> **Aim of the task**:
Locate the lines of the listing below that hold "move", then copy each of them.

Dataset items
────────────────────

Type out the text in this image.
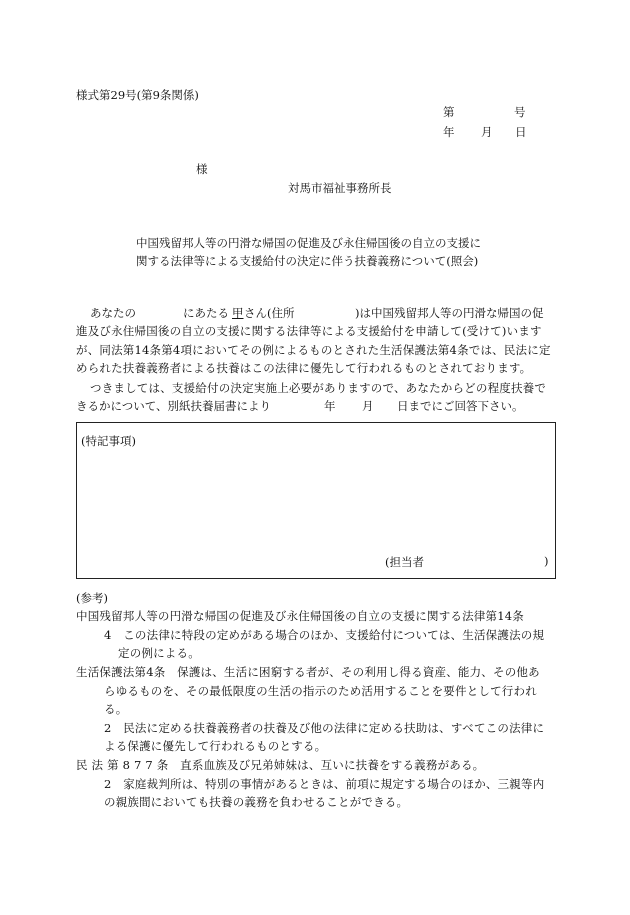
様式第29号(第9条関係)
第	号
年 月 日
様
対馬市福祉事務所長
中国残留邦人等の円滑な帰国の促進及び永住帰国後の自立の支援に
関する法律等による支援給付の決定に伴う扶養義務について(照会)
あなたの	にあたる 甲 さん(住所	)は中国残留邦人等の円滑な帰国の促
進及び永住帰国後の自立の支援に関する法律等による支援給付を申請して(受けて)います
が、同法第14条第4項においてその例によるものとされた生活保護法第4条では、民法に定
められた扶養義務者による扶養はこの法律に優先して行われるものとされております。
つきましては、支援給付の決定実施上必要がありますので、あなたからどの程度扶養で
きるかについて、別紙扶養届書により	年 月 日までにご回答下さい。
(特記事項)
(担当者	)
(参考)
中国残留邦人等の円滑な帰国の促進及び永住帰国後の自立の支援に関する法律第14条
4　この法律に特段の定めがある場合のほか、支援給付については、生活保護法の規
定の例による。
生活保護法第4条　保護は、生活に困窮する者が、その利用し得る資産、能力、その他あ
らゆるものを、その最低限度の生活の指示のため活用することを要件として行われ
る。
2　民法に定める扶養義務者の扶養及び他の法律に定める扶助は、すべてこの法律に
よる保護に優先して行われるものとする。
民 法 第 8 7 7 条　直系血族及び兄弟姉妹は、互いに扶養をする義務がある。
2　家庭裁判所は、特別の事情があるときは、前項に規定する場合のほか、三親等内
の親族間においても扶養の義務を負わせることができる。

────────────────────

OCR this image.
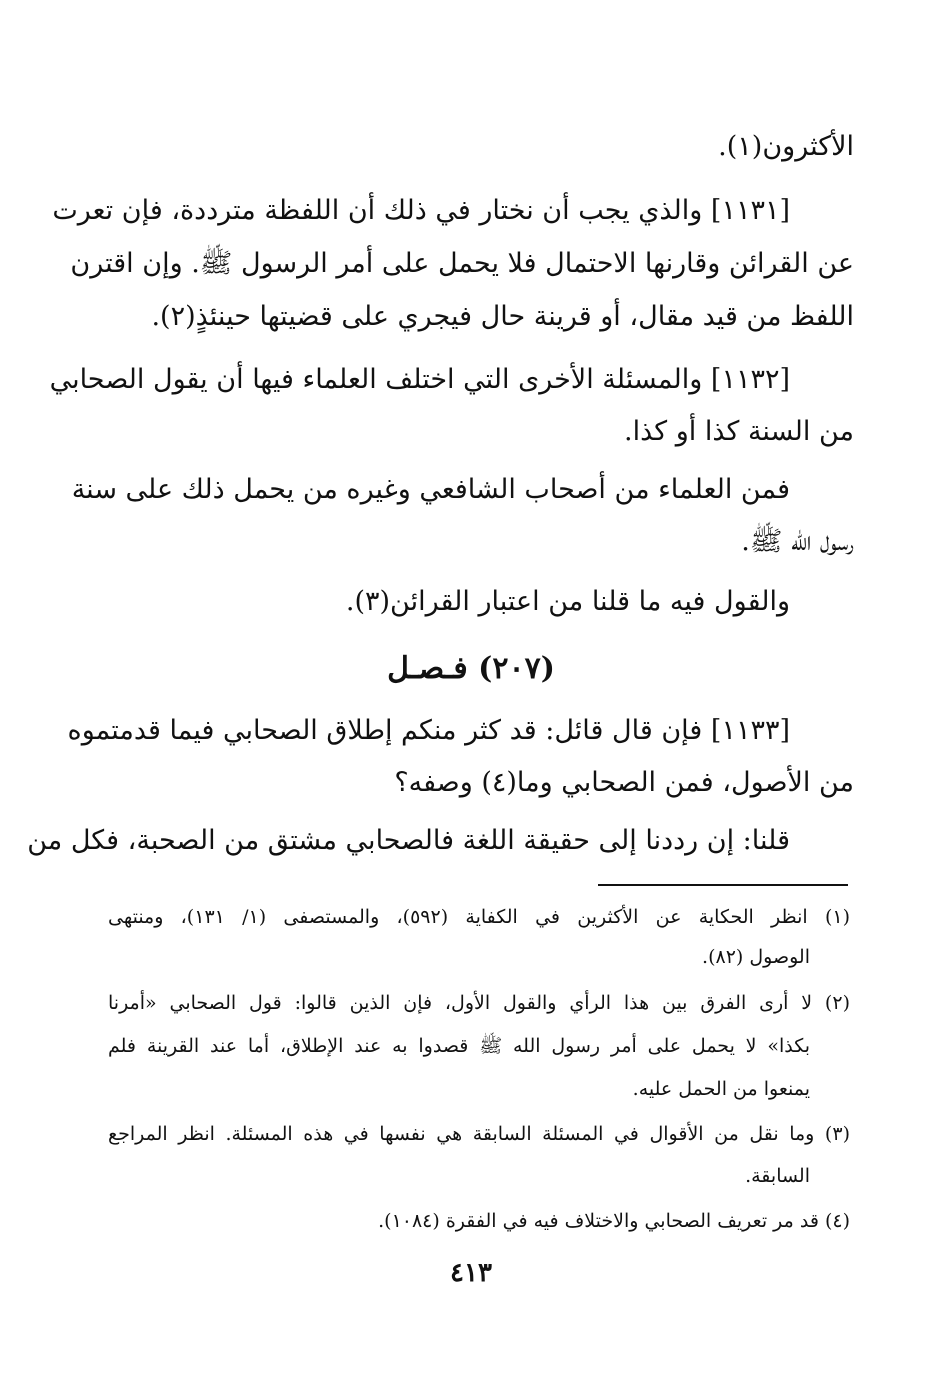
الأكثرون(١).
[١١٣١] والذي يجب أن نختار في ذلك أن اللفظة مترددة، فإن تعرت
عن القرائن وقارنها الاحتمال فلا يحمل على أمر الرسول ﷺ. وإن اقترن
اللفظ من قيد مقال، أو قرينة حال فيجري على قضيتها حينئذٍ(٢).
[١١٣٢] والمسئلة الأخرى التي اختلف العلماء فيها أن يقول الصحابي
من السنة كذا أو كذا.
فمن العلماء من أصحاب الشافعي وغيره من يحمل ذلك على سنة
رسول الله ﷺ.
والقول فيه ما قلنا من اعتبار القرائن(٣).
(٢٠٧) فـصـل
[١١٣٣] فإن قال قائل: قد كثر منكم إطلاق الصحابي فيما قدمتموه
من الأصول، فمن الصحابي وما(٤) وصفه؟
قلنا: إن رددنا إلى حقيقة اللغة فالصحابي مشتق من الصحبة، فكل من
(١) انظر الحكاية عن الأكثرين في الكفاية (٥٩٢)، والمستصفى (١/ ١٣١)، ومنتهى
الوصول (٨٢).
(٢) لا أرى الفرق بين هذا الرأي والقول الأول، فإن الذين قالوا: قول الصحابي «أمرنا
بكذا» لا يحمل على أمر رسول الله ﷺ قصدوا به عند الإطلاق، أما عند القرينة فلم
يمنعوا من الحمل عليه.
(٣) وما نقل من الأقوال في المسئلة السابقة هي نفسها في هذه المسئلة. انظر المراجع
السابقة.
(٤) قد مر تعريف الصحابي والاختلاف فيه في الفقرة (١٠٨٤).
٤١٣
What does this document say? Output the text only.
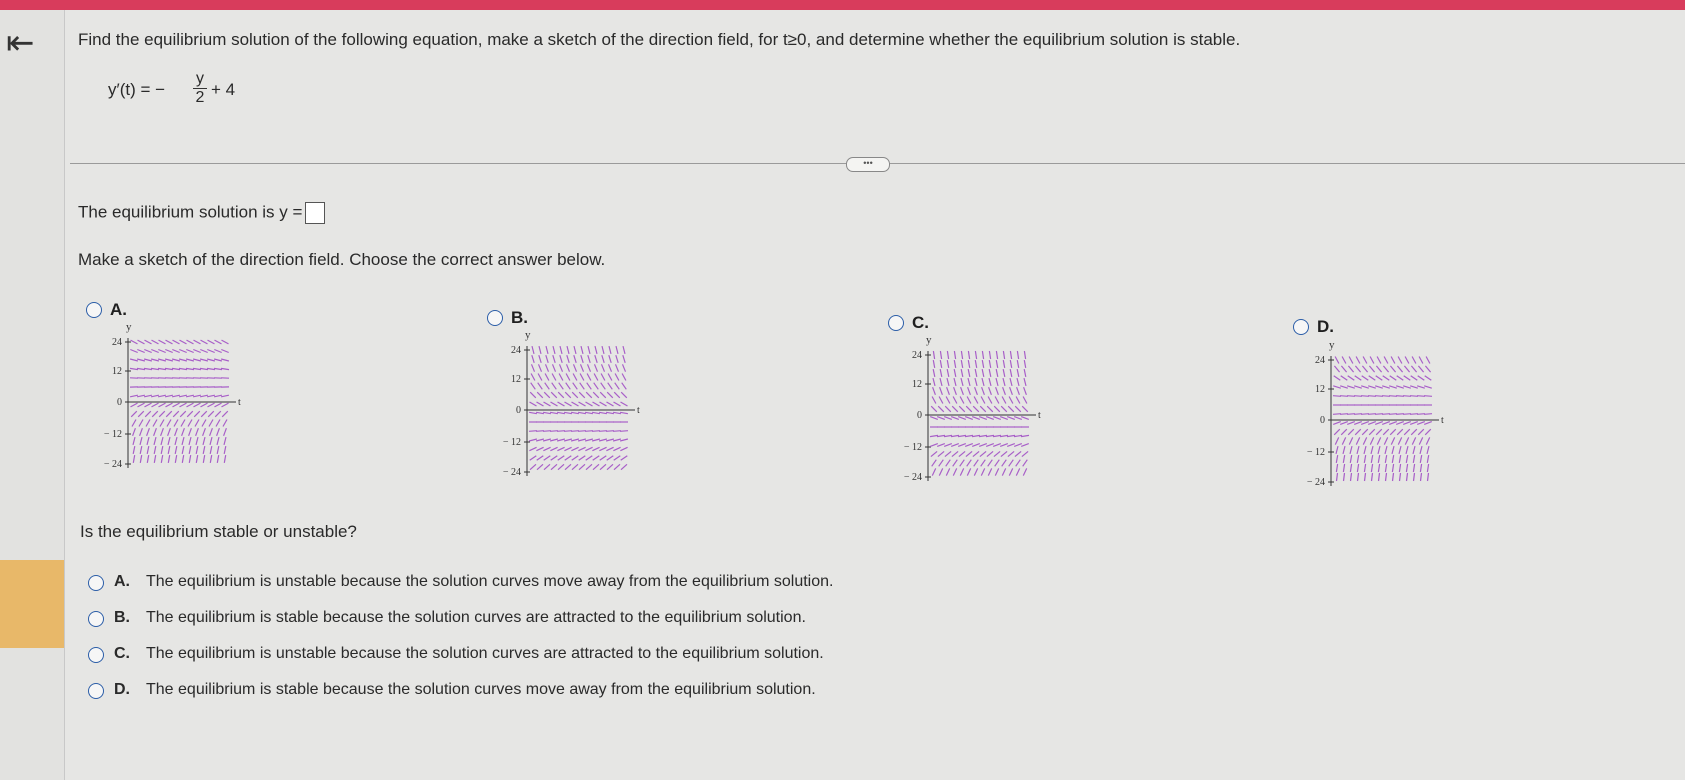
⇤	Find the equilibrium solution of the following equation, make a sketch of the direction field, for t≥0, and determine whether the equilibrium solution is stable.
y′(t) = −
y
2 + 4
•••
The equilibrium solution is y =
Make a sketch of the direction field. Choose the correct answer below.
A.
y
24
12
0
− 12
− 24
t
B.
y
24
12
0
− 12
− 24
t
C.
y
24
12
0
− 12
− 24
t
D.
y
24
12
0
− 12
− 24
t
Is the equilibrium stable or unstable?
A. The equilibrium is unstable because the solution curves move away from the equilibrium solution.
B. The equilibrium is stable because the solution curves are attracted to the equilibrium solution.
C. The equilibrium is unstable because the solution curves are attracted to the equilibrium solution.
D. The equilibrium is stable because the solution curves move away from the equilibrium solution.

────────────────────

> **Answer to the problem**:
A. The equilibrium is unstable because the solution curves move away from the equilibrium solution.
D. The equilibrium is stable because the solution curves move away from the equilibrium solution.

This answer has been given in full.